[Start]

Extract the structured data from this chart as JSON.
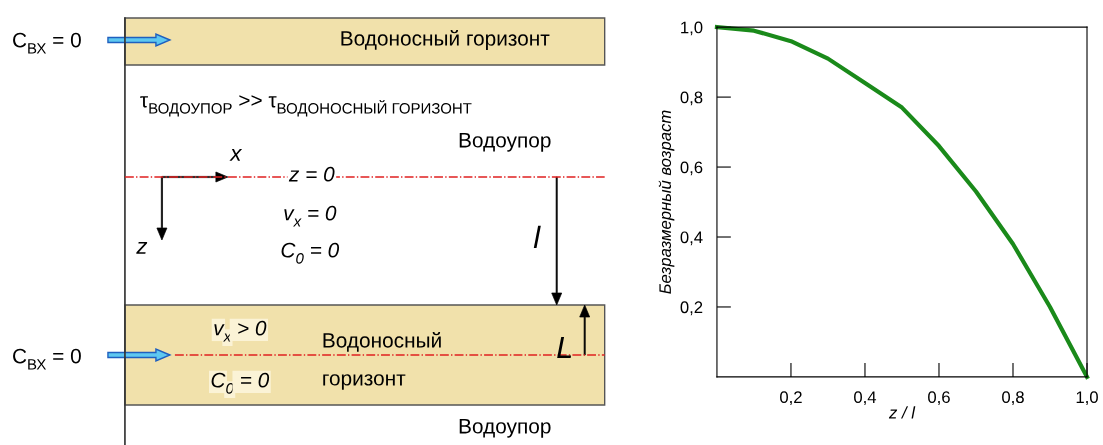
{
  "chart_data": [
    {
      "type": "other",
      "annotations": [
        "C$_{ВХ}$ = 0",
        "Водоносный горизонт",
        "τ$_{ВОДОУПОР}$ >> τ$_{ВОДОНОСНЫЙ ГОРИЗОНТ}$",
        "Водоупор",
        "x",
        "z = 0",
        "v$_{x}$ = 0",
        "z",
        "C$_{0}$ = 0",
        "l",
        "v$_{x}$ > 0",
        "Водоносный",
        "L",
        "C$_{ВХ}$ = 0",
        "C$_{0}$ = 0",
        "горизонт",
        "Водоупор"
      ]
    },
    {
      "type": "line",
      "xlabel": "z / l",
      "ylabel": "Безразмерный возраст",
      "x": [
        0,
        0.1,
        0.2,
        0.3,
        0.4,
        0.5,
        0.6,
        0.7,
        0.8,
        0.9,
        1.0
      ],
      "series": [
        {
          "color": "#1a8a1a",
          "values": [
            1.0,
            0.99,
            0.96,
            0.91,
            0.84,
            0.77,
            0.66,
            0.53,
            0.38,
            0.2,
            0.0
          ]
        }
      ],
      "xlim": [
        0,
        1
      ],
      "ylim": [
        0,
        1
      ],
      "xticks": [
        {
          "value": 0.2,
          "label": "0,2"
        },
        {
          "value": 0.4,
          "label": "0,4"
        },
        {
          "value": 0.6,
          "label": "0,6"
        },
        {
          "value": 0.8,
          "label": "0,8"
        },
        {
          "value": 1.0,
          "label": "1,0"
        }
      ],
      "yticks": [
        {
          "value": 0.2,
          "label": "0,2"
        },
        {
          "value": 0.4,
          "label": "0,4"
        },
        {
          "value": 0.6,
          "label": "0,6"
        },
        {
          "value": 0.8,
          "label": "0,8"
        },
        {
          "value": 1.0,
          "label": "1,0"
        }
      ],
      "grid": false,
      "marker": "none",
      "line_style": "solid"
    }
  ]
}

[End]

*Written request*
Restate the records word for word, omitting images.

*Reply*
Extract the structured data from this chart as JSON.
{
  "chart_data": [
    {
      "type": "other",
      "annotations": [
        "C$_{ВХ}$ = 0",
        "Водоносный горизонт",
        "τ$_{ВОДОУПОР}$ >> τ$_{ВОДОНОСНЫЙ ГОРИЗОНТ}$",
        "Водоупор",
        "x",
        "z = 0",
        "v$_{x}$ = 0",
        "z",
        "C$_{0}$ = 0",
        "l",
        "v$_{x}$ > 0",
        "Водоносный",
        "L",
        "C$_{ВХ}$ = 0",
        "C$_{0}$ = 0",
        "горизонт",
        "Водоупор"
      ]
    },
    {
      "type": "line",
      "xlabel": "z / l",
      "ylabel": "Безразмерный возраст",
      "x": [
        0,
        0.1,
        0.2,
        0.3,
        0.4,
        0.5,
        0.6,
        0.7,
        0.8,
        0.9,
        1.0
      ],
      "series": [
        {
          "color": "#1a8a1a",
          "values": [
            1.0,
            0.99,
            0.96,
            0.91,
            0.84,
            0.77,
            0.66,
            0.53,
            0.38,
            0.2,
            0.0
          ]
        }
      ],
      "xlim": [
        0,
        1
      ],
      "ylim": [
        0,
        1
      ],
      "xticks": [
        {
          "value": 0.2,
          "label": "0,2"
        },
        {
          "value": 0.4,
          "label": "0,4"
        },
        {
          "value": 0.6,
          "label": "0,6"
        },
        {
          "value": 0.8,
          "label": "0,8"
        },
        {
          "value": 1.0,
          "label": "1,0"
        }
      ],
      "yticks": [
        {
          "value": 0.2,
          "label": "0,2"
        },
        {
          "value": 0.4,
          "label": "0,4"
        },
        {
          "value": 0.6,
          "label": "0,6"
        },
        {
          "value": 0.8,
          "label": "0,8"
        },
        {
          "value": 1.0,
          "label": "1,0"
        }
      ],
      "grid": false,
      "marker": "none",
      "line_style": "solid"
    }
  ]
}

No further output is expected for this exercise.